[Records from a collection of figures]

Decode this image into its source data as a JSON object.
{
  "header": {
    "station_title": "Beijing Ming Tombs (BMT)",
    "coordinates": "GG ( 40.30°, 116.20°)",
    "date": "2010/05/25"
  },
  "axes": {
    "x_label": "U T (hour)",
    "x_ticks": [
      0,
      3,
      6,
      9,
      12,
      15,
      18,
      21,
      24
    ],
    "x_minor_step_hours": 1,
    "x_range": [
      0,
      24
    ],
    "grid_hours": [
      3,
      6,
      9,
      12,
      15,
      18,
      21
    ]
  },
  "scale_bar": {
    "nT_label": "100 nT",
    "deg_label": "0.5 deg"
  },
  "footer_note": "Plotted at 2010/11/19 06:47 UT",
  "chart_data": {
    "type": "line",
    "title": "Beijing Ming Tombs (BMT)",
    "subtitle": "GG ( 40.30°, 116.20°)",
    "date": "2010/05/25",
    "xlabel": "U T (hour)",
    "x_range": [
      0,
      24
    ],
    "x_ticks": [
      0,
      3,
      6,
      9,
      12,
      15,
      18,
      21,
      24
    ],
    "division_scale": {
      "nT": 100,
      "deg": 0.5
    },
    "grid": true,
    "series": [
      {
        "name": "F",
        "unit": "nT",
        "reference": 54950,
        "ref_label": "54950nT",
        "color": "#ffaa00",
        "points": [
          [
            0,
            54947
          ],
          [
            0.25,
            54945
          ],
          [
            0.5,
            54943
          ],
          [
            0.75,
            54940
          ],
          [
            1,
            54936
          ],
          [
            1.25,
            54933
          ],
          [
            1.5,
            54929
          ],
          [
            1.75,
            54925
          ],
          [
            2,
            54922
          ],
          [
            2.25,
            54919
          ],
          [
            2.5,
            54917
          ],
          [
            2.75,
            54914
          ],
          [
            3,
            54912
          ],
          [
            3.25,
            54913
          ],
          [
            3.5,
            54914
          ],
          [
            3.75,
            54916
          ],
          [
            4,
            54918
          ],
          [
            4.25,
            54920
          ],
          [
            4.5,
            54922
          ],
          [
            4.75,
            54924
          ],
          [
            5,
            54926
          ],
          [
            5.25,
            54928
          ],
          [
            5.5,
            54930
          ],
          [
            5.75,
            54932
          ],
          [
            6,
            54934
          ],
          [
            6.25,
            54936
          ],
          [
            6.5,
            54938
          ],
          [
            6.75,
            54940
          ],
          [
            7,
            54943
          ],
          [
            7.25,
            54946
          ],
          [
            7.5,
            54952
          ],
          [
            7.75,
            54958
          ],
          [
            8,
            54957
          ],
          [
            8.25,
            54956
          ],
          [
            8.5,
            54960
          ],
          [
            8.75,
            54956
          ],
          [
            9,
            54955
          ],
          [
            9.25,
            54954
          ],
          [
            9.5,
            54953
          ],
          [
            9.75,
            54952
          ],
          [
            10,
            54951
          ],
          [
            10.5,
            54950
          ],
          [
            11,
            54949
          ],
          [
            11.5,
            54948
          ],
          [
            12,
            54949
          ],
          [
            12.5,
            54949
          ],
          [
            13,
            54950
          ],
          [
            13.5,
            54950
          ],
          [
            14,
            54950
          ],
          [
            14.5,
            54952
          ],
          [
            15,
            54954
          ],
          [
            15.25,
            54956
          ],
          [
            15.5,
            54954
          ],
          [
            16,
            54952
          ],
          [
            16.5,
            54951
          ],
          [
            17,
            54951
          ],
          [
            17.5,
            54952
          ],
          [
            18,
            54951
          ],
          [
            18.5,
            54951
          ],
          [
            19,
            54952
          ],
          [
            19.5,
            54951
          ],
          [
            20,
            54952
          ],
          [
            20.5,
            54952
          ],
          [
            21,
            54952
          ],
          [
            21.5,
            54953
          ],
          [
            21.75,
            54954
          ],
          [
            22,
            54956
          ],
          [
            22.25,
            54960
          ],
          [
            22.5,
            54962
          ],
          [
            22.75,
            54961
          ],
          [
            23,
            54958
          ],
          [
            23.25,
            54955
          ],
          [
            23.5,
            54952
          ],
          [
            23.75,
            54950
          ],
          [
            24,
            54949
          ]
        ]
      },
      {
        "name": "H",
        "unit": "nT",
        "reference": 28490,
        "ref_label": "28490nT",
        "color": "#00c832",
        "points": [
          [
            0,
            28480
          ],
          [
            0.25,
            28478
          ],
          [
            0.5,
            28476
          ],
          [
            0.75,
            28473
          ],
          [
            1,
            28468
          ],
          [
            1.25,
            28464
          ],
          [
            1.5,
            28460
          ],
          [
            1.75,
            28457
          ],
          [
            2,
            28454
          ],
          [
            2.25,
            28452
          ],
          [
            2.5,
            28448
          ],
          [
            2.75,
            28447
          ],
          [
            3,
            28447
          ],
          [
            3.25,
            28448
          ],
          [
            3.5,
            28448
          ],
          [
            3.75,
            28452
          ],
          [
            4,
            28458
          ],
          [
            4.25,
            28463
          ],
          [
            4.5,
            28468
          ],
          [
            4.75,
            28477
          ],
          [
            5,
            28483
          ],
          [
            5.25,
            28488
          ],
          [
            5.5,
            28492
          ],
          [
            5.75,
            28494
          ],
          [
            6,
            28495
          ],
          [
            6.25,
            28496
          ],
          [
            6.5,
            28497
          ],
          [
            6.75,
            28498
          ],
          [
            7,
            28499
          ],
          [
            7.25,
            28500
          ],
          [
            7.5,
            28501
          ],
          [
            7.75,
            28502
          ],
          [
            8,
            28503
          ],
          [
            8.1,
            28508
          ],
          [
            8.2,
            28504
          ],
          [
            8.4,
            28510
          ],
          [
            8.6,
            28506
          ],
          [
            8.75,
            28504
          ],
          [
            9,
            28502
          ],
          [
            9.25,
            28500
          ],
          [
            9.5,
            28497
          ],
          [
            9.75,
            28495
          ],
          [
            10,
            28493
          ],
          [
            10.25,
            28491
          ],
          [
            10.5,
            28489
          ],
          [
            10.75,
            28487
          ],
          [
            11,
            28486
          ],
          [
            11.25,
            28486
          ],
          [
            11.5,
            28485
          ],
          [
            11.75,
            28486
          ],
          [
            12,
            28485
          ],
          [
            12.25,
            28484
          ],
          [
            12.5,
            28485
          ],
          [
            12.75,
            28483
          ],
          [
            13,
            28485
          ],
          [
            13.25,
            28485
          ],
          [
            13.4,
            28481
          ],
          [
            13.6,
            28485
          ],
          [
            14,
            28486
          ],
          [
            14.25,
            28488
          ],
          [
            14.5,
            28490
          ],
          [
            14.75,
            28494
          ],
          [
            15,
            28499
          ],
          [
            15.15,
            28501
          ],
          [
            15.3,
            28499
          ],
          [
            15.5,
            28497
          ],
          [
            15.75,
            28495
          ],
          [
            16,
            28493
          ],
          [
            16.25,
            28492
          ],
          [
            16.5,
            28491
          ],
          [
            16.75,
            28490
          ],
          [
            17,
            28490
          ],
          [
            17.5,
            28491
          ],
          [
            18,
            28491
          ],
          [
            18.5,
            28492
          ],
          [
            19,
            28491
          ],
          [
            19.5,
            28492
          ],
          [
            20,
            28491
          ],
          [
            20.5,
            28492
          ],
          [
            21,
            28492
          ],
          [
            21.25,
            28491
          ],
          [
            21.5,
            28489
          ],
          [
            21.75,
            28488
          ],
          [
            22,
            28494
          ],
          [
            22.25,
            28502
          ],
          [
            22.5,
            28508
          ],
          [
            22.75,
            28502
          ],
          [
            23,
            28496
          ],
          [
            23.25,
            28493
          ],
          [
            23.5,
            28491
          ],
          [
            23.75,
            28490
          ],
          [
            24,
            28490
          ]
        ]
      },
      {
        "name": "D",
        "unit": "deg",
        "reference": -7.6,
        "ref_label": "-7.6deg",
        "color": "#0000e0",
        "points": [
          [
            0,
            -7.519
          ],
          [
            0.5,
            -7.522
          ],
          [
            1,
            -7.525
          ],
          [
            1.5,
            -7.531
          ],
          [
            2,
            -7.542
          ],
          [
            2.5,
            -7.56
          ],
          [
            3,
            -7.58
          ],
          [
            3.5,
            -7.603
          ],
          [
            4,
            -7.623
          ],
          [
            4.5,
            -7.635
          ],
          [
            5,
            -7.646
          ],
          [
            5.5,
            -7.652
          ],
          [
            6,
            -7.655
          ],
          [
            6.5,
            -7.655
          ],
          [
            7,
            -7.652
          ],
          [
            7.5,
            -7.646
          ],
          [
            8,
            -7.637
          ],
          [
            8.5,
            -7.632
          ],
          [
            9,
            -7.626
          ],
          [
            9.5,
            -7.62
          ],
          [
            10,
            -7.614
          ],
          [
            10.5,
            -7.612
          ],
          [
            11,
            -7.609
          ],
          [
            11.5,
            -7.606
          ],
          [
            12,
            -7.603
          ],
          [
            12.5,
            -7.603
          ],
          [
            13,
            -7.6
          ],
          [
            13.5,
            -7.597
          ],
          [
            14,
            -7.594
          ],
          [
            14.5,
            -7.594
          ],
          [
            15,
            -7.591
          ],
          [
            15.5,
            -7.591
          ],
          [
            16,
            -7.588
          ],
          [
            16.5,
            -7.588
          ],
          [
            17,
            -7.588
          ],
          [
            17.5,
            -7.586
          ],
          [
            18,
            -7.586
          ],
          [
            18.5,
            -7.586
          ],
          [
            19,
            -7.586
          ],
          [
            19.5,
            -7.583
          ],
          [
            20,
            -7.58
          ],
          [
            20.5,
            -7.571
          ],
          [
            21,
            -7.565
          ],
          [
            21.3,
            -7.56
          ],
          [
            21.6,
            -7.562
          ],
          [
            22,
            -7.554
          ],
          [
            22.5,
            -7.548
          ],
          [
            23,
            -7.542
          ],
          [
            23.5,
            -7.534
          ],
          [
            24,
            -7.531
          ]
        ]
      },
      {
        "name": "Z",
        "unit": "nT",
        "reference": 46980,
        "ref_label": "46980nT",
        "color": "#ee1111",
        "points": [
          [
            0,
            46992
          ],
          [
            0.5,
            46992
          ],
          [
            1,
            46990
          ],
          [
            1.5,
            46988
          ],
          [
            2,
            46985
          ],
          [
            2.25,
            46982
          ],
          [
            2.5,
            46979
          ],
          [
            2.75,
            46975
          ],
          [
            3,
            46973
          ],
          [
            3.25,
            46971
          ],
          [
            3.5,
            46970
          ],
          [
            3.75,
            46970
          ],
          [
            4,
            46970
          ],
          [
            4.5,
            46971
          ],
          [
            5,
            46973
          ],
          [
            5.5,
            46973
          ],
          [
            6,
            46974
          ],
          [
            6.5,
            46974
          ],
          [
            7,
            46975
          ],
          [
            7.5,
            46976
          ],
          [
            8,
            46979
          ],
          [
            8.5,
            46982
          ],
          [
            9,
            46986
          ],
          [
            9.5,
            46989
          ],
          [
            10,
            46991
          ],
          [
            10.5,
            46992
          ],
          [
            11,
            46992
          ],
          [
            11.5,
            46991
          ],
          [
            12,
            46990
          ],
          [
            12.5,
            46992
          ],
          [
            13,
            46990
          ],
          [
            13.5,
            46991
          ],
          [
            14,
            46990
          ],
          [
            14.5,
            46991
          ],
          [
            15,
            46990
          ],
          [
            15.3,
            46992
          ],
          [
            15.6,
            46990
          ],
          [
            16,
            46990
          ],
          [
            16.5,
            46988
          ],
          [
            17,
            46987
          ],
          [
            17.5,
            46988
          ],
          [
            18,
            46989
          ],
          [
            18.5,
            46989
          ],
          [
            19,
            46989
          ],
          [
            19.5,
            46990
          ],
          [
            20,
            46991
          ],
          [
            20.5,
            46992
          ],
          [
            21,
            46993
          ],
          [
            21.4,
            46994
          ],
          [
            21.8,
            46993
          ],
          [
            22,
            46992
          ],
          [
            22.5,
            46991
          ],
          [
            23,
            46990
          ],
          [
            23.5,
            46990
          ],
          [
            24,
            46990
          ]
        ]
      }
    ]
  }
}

• Instructions for the task
Which lines contain the word "Ming"? Return each of them.

• Written answer
    "station_title": "Beijing Ming Tombs (BMT)",
    "title": "Beijing Ming Tombs (BMT)",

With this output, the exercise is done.